### Direction
Can you output the material exactly as written, minus any pictures it holds?

Stored entries:
╭──
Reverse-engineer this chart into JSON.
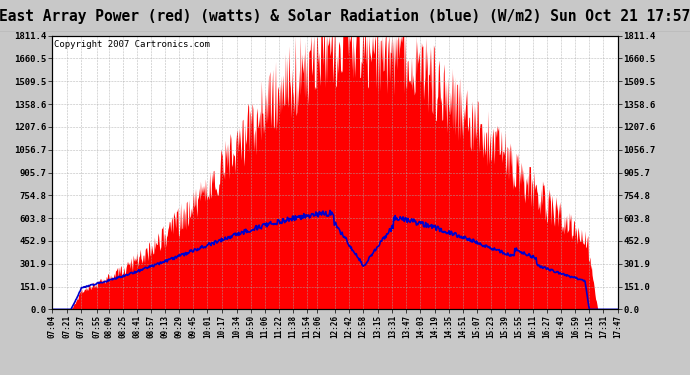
{
  "title": "East Array Power (red) (watts) & Solar Radiation (blue) (W/m2) Sun Oct 21 17:57",
  "copyright": "Copyright 2007 Cartronics.com",
  "ymax": 1811.4,
  "ymin": 0.0,
  "yticks": [
    0.0,
    151.0,
    301.9,
    452.9,
    603.8,
    754.8,
    905.7,
    1056.7,
    1207.6,
    1358.6,
    1509.5,
    1660.5,
    1811.4
  ],
  "xtick_labels": [
    "07:04",
    "07:21",
    "07:37",
    "07:55",
    "08:09",
    "08:25",
    "08:41",
    "08:57",
    "09:13",
    "09:29",
    "09:45",
    "10:01",
    "10:17",
    "10:34",
    "10:50",
    "11:06",
    "11:22",
    "11:38",
    "11:54",
    "12:06",
    "12:26",
    "12:42",
    "12:58",
    "13:15",
    "13:31",
    "13:47",
    "14:03",
    "14:19",
    "14:35",
    "14:51",
    "15:07",
    "15:23",
    "15:39",
    "15:55",
    "16:11",
    "16:27",
    "16:43",
    "16:59",
    "17:15",
    "17:31",
    "17:47"
  ],
  "bg_color": "#c8c8c8",
  "plot_bg_color": "#ffffff",
  "red_color": "#ff0000",
  "blue_color": "#0000cc",
  "grid_color": "#aaaaaa",
  "title_bg_color": "#ffffff",
  "title_font_size": 10.5,
  "copyright_font_size": 6.5
}
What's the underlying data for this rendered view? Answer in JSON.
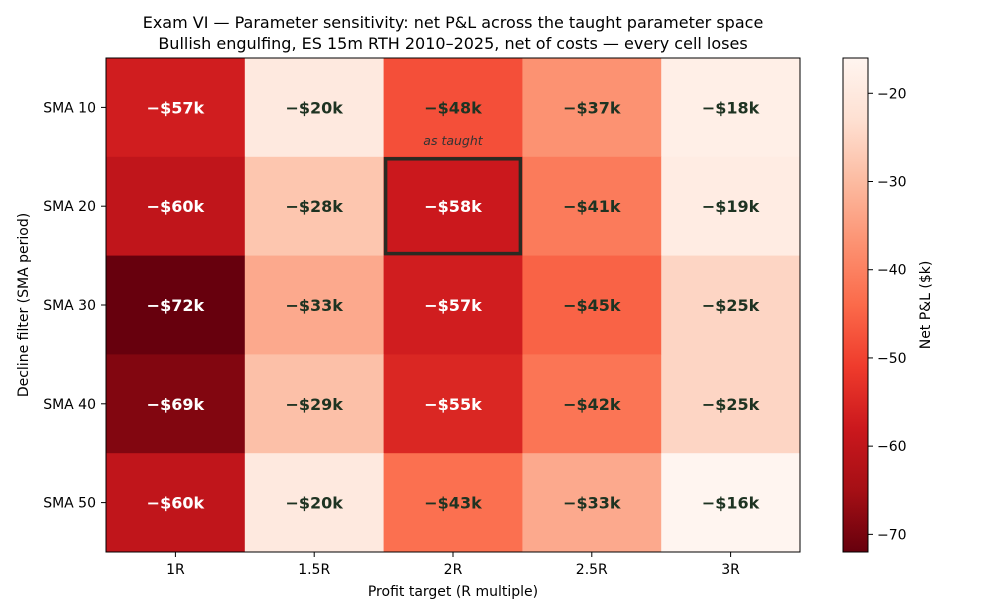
{
  "chart_data": {
    "type": "heatmap",
    "title": "Exam VI — Parameter sensitivity: net P&L across the taught parameter space",
    "subtitle": "Bullish engulfing, ES 15m RTH 2010–2025, net of costs — every cell loses",
    "xlabel": "Profit target (R multiple)",
    "ylabel": "Decline filter (SMA period)",
    "x_categories": [
      "1R",
      "1.5R",
      "2R",
      "2.5R",
      "3R"
    ],
    "y_categories": [
      "SMA 10",
      "SMA 20",
      "SMA 30",
      "SMA 40",
      "SMA 50"
    ],
    "values": [
      [
        -57,
        -20,
        -48,
        -37,
        -18
      ],
      [
        -60,
        -28,
        -58,
        -41,
        -19
      ],
      [
        -72,
        -33,
        -57,
        -45,
        -25
      ],
      [
        -69,
        -29,
        -55,
        -42,
        -25
      ],
      [
        -60,
        -20,
        -43,
        -33,
        -16
      ]
    ],
    "cell_labels": [
      [
        "−$57k",
        "−$20k",
        "−$48k",
        "−$37k",
        "−$18k"
      ],
      [
        "−$60k",
        "−$28k",
        "−$58k",
        "−$41k",
        "−$19k"
      ],
      [
        "−$72k",
        "−$33k",
        "−$57k",
        "−$45k",
        "−$25k"
      ],
      [
        "−$69k",
        "−$29k",
        "−$55k",
        "−$42k",
        "−$25k"
      ],
      [
        "−$60k",
        "−$20k",
        "−$43k",
        "−$33k",
        "−$16k"
      ]
    ],
    "highlight": {
      "row": 1,
      "col": 2,
      "annotation": "as taught"
    },
    "colorbar": {
      "label": "Net P&L ($k)",
      "range": [
        -72,
        -16
      ],
      "ticks": [
        -20,
        -30,
        -40,
        -50,
        -60,
        -70
      ],
      "tick_labels": [
        "−20",
        "−30",
        "−40",
        "−50",
        "−60",
        "−70"
      ],
      "colormap": "Reds_r"
    },
    "colors": {
      "light_text": "#ffffff",
      "dark_text": "#1e3322",
      "highlight_border": "#2a2a22"
    }
  }
}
╰──
### Solution for this problem
Reverse-engineer this chart into JSON.
{
  "title": "East Array Power (red) (watts) & Solar Radiation (blue) (W/m2) Sun Oct 21 17:57",
  "copyright": "Copyright 2007 Cartronics.com",
  "ymax": 1811.4,
  "ymin": 0.0,
  "yticks": [
    0.0,
    151.0,
    301.9,
    452.9,
    603.8,
    754.8,
    905.7,
    1056.7,
    1207.6,
    1358.6,
    1509.5,
    1660.5,
    1811.4
  ],
  "xtick_labels": [
    "07:04",
    "07:21",
    "07:37",
    "07:55",
    "08:09",
    "08:25",
    "08:41",
    "08:57",
    "09:13",
    "09:29",
    "09:45",
    "10:01",
    "10:17",
    "10:34",
    "10:50",
    "11:06",
    "11:22",
    "11:38",
    "11:54",
    "12:06",
    "12:26",
    "12:42",
    "12:58",
    "13:15",
    "13:31",
    "13:47",
    "14:03",
    "14:19",
    "14:35",
    "14:51",
    "15:07",
    "15:23",
    "15:39",
    "15:55",
    "16:11",
    "16:27",
    "16:43",
    "16:59",
    "17:15",
    "17:31",
    "17:47"
  ],
  "bg_color": "#c8c8c8",
  "plot_bg_color": "#ffffff",
  "red_color": "#ff0000",
  "blue_color": "#0000cc",
  "grid_color": "#aaaaaa",
  "title_bg_color": "#ffffff",
  "title_font_size": 10.5,
  "copyright_font_size": 6.5
}
What's the underlying data for this rendered view? Answer in JSON.
{
  "chart_data": {
    "type": "heatmap",
    "title": "Exam VI — Parameter sensitivity: net P&L across the taught parameter space",
    "subtitle": "Bullish engulfing, ES 15m RTH 2010–2025, net of costs — every cell loses",
    "xlabel": "Profit target (R multiple)",
    "ylabel": "Decline filter (SMA period)",
    "x_categories": [
      "1R",
      "1.5R",
      "2R",
      "2.5R",
      "3R"
    ],
    "y_categories": [
      "SMA 10",
      "SMA 20",
      "SMA 30",
      "SMA 40",
      "SMA 50"
    ],
    "values": [
      [
        -57,
        -20,
        -48,
        -37,
        -18
      ],
      [
        -60,
        -28,
        -58,
        -41,
        -19
      ],
      [
        -72,
        -33,
        -57,
        -45,
        -25
      ],
      [
        -69,
        -29,
        -55,
        -42,
        -25
      ],
      [
        -60,
        -20,
        -43,
        -33,
        -16
      ]
    ],
    "cell_labels": [
      [
        "−$57k",
        "−$20k",
        "−$48k",
        "−$37k",
        "−$18k"
      ],
      [
        "−$60k",
        "−$28k",
        "−$58k",
        "−$41k",
        "−$19k"
      ],
      [
        "−$72k",
        "−$33k",
        "−$57k",
        "−$45k",
        "−$25k"
      ],
      [
        "−$69k",
        "−$29k",
        "−$55k",
        "−$42k",
        "−$25k"
      ],
      [
        "−$60k",
        "−$20k",
        "−$43k",
        "−$33k",
        "−$16k"
      ]
    ],
    "highlight": {
      "row": 1,
      "col": 2,
      "annotation": "as taught"
    },
    "colorbar": {
      "label": "Net P&L ($k)",
      "range": [
        -72,
        -16
      ],
      "ticks": [
        -20,
        -30,
        -40,
        -50,
        -60,
        -70
      ],
      "tick_labels": [
        "−20",
        "−30",
        "−40",
        "−50",
        "−60",
        "−70"
      ],
      "colormap": "Reds_r"
    },
    "colors": {
      "light_text": "#ffffff",
      "dark_text": "#1e3322",
      "highlight_border": "#2a2a22"
    }
  }
}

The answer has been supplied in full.